— START Provided information —
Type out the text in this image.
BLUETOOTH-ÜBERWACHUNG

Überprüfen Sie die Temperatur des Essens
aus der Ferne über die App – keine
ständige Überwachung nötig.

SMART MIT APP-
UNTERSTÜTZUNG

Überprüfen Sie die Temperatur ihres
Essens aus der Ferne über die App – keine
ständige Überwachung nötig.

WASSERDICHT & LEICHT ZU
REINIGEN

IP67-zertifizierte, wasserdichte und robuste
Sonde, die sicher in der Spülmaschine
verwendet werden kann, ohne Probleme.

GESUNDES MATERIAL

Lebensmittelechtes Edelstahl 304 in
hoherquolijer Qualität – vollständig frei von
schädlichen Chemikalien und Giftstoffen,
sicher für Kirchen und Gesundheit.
— END Provided information —
— START Provided information —
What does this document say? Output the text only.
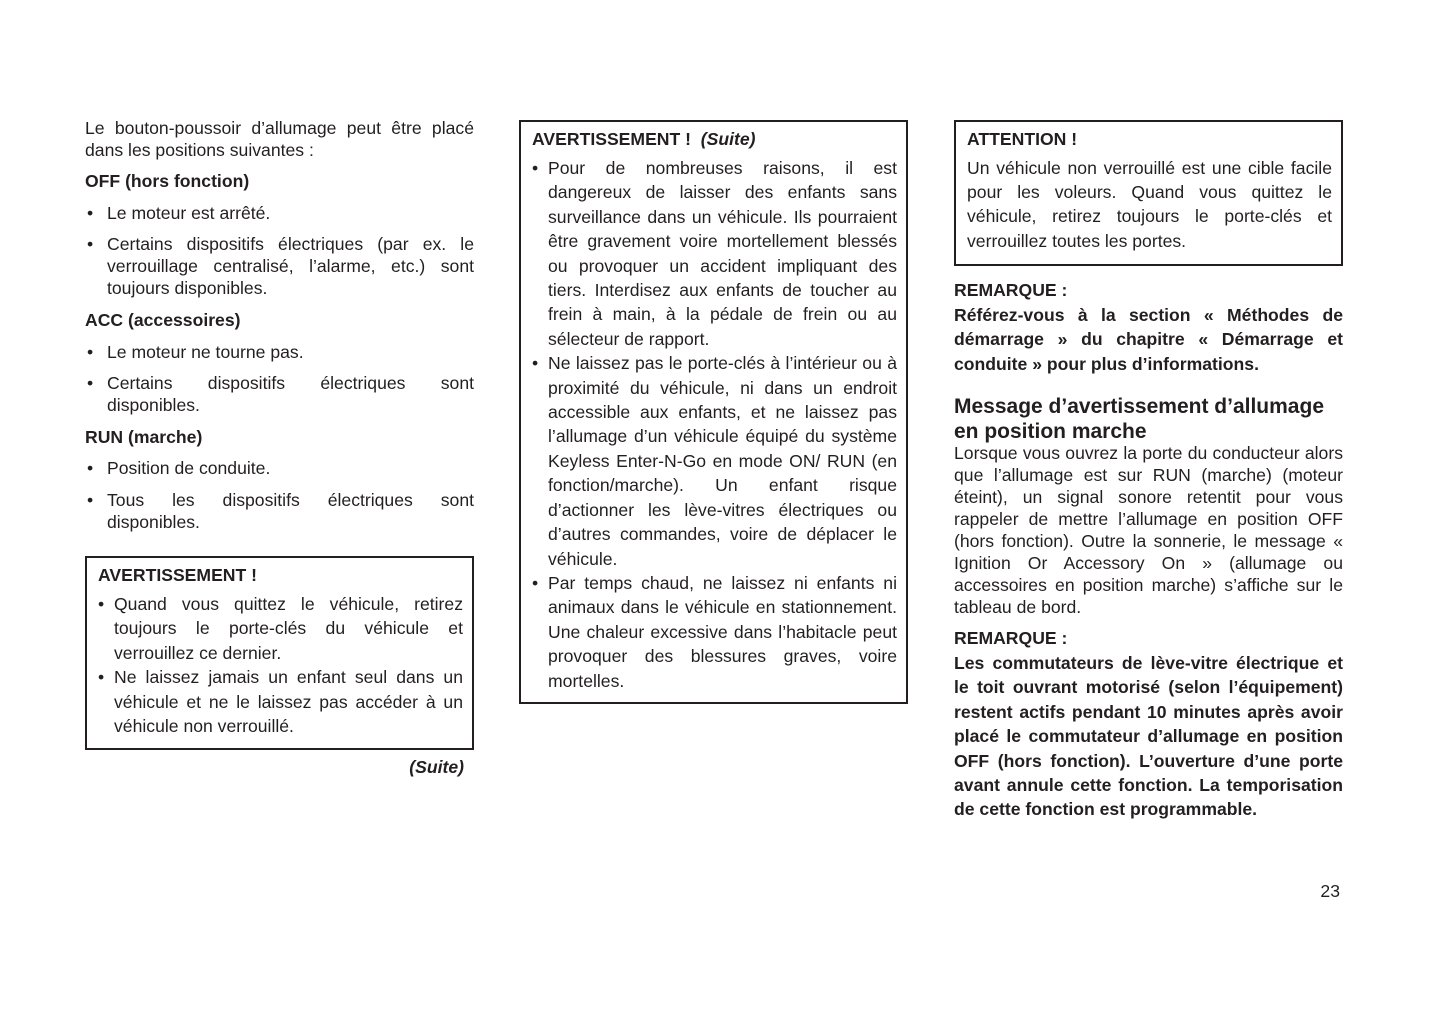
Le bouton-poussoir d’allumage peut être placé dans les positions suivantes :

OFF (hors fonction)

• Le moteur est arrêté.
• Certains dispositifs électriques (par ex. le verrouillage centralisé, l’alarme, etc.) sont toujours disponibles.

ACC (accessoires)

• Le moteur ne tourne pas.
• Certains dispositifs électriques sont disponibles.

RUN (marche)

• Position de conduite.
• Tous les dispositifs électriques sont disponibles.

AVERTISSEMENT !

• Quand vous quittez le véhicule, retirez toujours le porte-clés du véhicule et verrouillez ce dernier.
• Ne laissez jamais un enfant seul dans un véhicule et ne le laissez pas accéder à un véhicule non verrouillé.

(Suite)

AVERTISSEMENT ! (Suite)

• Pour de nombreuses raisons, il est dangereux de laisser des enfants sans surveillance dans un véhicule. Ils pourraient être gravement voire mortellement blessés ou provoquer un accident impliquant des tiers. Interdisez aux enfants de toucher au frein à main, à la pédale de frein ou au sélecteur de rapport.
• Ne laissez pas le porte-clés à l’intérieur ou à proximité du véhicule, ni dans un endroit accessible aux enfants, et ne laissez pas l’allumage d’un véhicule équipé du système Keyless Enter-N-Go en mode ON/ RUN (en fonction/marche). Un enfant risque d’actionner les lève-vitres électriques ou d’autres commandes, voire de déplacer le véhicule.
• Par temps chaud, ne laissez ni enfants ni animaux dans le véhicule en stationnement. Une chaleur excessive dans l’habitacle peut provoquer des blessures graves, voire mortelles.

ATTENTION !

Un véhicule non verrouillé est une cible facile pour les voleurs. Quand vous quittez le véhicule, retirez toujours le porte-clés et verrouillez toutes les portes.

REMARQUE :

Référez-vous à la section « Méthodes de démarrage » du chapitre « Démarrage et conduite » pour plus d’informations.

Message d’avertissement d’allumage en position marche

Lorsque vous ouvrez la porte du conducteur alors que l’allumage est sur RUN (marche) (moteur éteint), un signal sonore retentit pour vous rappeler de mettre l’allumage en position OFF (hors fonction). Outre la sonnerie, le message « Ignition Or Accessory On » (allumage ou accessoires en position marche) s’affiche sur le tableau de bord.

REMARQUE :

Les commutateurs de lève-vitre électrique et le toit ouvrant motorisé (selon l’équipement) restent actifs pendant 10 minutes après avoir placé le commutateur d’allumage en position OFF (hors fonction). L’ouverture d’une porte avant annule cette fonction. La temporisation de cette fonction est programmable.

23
— END Provided information —
— START Provided information —
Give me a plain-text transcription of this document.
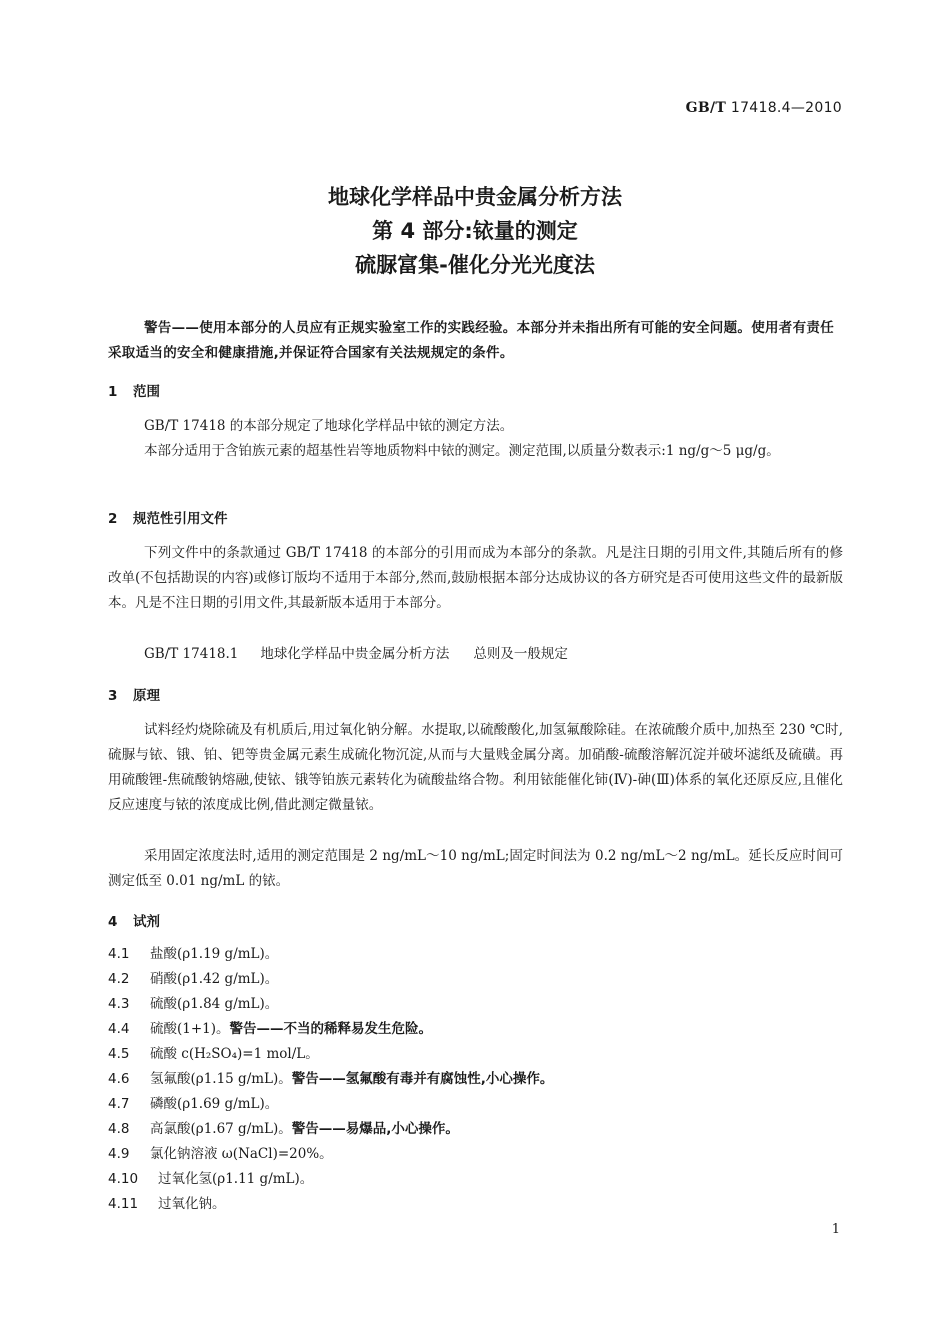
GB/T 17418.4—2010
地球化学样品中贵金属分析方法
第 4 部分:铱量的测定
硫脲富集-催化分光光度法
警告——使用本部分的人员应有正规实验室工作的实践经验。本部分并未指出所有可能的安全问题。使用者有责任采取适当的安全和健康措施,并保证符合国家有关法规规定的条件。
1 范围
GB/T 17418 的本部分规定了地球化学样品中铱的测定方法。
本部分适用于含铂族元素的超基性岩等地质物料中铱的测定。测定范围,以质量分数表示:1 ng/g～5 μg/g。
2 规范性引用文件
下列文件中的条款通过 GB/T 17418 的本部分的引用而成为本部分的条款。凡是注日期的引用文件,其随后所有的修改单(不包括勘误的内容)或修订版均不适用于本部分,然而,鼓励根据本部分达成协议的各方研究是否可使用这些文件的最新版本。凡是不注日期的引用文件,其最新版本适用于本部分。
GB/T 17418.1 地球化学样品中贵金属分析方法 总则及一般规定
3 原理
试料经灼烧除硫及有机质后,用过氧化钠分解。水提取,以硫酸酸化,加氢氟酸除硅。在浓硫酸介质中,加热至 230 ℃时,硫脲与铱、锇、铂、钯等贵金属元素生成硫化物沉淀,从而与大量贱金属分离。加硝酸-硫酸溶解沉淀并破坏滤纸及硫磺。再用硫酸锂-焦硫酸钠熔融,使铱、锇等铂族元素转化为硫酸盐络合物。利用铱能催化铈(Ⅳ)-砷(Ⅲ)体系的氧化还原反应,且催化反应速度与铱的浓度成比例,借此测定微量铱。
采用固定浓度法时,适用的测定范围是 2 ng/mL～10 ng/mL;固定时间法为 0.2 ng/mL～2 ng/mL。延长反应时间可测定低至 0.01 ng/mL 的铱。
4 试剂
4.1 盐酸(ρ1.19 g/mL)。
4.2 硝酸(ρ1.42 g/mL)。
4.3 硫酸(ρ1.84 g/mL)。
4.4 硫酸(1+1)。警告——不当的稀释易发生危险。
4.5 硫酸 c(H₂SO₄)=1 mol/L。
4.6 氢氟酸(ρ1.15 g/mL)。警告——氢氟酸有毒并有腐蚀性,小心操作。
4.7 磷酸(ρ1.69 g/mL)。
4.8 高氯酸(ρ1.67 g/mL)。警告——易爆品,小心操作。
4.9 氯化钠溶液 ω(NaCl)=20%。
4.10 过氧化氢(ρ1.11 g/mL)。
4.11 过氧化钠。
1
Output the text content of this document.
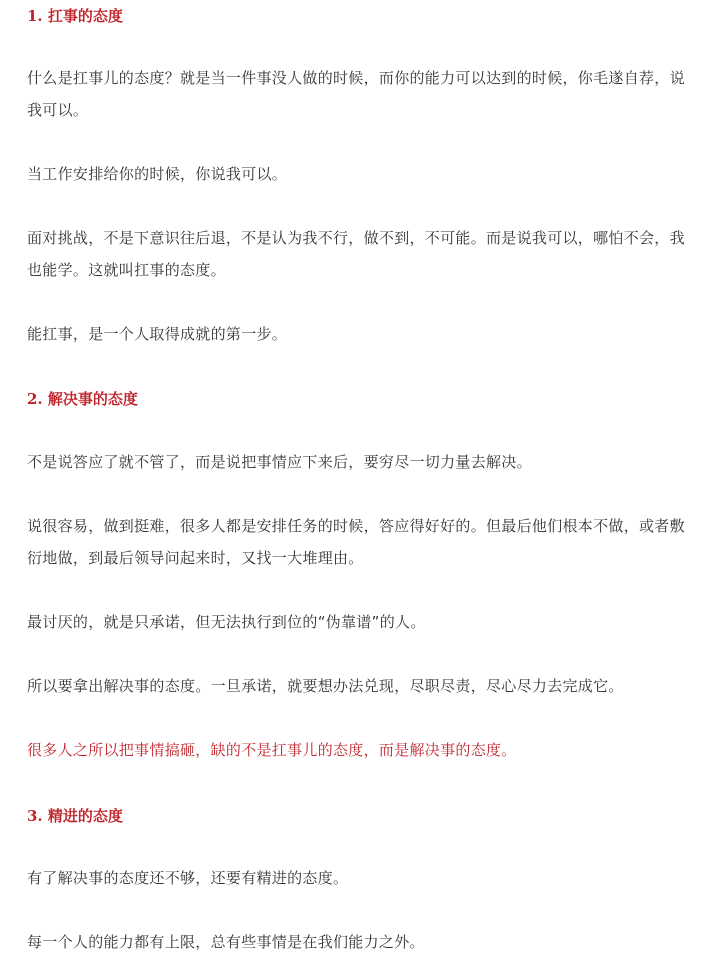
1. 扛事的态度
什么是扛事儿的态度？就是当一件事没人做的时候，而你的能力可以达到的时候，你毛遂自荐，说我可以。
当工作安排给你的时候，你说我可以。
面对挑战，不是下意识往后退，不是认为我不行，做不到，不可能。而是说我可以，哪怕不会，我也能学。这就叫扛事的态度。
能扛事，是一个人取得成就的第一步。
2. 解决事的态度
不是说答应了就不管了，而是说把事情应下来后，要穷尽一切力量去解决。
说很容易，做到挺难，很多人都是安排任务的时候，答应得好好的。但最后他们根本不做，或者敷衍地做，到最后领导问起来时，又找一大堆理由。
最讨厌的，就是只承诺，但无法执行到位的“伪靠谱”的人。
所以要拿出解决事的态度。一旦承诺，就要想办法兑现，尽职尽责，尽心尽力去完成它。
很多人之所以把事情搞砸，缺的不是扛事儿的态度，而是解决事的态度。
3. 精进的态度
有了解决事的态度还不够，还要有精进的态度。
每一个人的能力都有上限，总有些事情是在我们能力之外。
— END Provided information —
## Goal
Show every line where the string "conduite" appears.

## Completed task
• Position de conduite.
Référez-vous à la section « Méthodes de démarrage » du chapitre « Démarrage et conduite » pour plus d’informations.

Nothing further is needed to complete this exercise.